> **MATERIAL SUPPLIED**
************

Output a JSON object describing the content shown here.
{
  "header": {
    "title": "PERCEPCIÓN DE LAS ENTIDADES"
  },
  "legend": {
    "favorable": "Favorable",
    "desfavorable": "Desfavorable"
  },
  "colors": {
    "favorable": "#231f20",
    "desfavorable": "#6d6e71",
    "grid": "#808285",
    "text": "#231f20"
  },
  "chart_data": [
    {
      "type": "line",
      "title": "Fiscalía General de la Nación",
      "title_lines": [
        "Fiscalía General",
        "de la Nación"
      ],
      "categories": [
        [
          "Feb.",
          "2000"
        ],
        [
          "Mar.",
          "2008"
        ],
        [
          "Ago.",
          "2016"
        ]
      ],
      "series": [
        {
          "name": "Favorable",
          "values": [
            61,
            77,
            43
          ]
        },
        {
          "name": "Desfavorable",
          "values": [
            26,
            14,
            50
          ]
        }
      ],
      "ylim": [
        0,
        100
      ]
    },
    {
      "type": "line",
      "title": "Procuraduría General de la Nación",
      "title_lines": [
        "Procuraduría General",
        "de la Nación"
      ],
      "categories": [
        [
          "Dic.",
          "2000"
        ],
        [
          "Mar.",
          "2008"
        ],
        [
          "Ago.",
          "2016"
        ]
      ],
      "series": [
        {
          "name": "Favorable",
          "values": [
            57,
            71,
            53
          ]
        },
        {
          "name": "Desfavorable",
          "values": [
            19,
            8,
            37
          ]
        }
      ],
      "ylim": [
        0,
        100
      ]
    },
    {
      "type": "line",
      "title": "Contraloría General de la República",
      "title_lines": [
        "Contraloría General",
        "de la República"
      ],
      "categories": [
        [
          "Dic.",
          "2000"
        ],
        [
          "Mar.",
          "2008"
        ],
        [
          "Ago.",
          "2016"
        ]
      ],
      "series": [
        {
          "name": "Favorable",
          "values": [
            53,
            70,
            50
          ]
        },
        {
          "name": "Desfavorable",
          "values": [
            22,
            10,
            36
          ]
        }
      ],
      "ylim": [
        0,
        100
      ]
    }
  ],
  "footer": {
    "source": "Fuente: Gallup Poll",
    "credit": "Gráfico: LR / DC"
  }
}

************

> **YOUR TASK**
Extract, word for word, each line of the listing above.

> **FULL ANSWER**
Output a JSON object describing the content shown here.
{
  "header": {
    "title": "PERCEPCIÓN DE LAS ENTIDADES"
  },
  "legend": {
    "favorable": "Favorable",
    "desfavorable": "Desfavorable"
  },
  "colors": {
    "favorable": "#231f20",
    "desfavorable": "#6d6e71",
    "grid": "#808285",
    "text": "#231f20"
  },
  "chart_data": [
    {
      "type": "line",
      "title": "Fiscalía General de la Nación",
      "title_lines": [
        "Fiscalía General",
        "de la Nación"
      ],
      "categories": [
        [
          "Feb.",
          "2000"
        ],
        [
          "Mar.",
          "2008"
        ],
        [
          "Ago.",
          "2016"
        ]
      ],
      "series": [
        {
          "name": "Favorable",
          "values": [
            61,
            77,
            43
          ]
        },
        {
          "name": "Desfavorable",
          "values": [
            26,
            14,
            50
          ]
        }
      ],
      "ylim": [
        0,
        100
      ]
    },
    {
      "type": "line",
      "title": "Procuraduría General de la Nación",
      "title_lines": [
        "Procuraduría General",
        "de la Nación"
      ],
      "categories": [
        [
          "Dic.",
          "2000"
        ],
        [
          "Mar.",
          "2008"
        ],
        [
          "Ago.",
          "2016"
        ]
      ],
      "series": [
        {
          "name": "Favorable",
          "values": [
            57,
            71,
            53
          ]
        },
        {
          "name": "Desfavorable",
          "values": [
            19,
            8,
            37
          ]
        }
      ],
      "ylim": [
        0,
        100
      ]
    },
    {
      "type": "line",
      "title": "Contraloría General de la República",
      "title_lines": [
        "Contraloría General",
        "de la República"
      ],
      "categories": [
        [
          "Dic.",
          "2000"
        ],
        [
          "Mar.",
          "2008"
        ],
        [
          "Ago.",
          "2016"
        ]
      ],
      "series": [
        {
          "name": "Favorable",
          "values": [
            53,
            70,
            50
          ]
        },
        {
          "name": "Desfavorable",
          "values": [
            22,
            10,
            36
          ]
        }
      ],
      "ylim": [
        0,
        100
      ]
    }
  ],
  "footer": {
    "source": "Fuente: Gallup Poll",
    "credit": "Gráfico: LR / DC"
  }
}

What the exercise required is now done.